• _SHORT PROBLEM_: Sift the material for lines containing "data", and return them.
════════
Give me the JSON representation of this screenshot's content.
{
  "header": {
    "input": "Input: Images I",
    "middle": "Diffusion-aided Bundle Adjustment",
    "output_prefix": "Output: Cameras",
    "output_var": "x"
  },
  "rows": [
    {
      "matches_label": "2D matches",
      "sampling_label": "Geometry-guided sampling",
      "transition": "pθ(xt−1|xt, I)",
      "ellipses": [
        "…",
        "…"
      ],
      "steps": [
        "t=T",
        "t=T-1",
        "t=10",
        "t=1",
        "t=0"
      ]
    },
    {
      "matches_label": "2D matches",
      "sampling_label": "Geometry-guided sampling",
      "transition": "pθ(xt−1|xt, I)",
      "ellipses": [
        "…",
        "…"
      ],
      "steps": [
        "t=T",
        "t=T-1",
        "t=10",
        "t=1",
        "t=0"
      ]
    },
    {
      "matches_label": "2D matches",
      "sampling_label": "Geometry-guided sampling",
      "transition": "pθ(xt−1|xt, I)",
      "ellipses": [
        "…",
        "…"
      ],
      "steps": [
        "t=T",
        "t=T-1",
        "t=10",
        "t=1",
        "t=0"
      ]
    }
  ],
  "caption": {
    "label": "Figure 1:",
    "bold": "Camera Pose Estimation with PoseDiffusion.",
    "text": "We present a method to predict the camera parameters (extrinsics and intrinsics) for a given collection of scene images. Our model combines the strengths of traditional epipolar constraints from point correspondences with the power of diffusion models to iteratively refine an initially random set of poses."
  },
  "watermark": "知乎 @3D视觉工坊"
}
════════
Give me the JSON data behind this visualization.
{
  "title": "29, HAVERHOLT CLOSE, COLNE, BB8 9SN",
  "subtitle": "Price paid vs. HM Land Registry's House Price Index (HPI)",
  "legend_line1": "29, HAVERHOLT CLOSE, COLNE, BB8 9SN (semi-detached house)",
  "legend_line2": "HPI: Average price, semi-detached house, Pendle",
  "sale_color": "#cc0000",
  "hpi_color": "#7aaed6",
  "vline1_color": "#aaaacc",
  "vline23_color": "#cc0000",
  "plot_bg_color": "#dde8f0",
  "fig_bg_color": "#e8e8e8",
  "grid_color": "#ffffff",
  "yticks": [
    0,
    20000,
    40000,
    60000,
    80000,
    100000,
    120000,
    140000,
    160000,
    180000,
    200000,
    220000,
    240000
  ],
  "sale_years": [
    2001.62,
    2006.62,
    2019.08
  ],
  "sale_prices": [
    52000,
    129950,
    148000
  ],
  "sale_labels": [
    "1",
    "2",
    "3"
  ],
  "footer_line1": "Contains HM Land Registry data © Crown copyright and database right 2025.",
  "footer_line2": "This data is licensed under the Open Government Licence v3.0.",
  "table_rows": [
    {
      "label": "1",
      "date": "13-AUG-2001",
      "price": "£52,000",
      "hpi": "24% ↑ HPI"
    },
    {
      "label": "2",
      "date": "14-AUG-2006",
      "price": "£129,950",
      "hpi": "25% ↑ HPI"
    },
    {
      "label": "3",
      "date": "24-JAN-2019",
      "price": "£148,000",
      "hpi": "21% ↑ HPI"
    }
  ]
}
════════
• _CORRECT ANSWER_:
Give me the JSON data behind this visualization.
  "footer_line1": "Contains HM Land Registry data © Crown copyright and database right 2025.",
  "footer_line2": "This data is licensed under the Open Government Licence v3.0.",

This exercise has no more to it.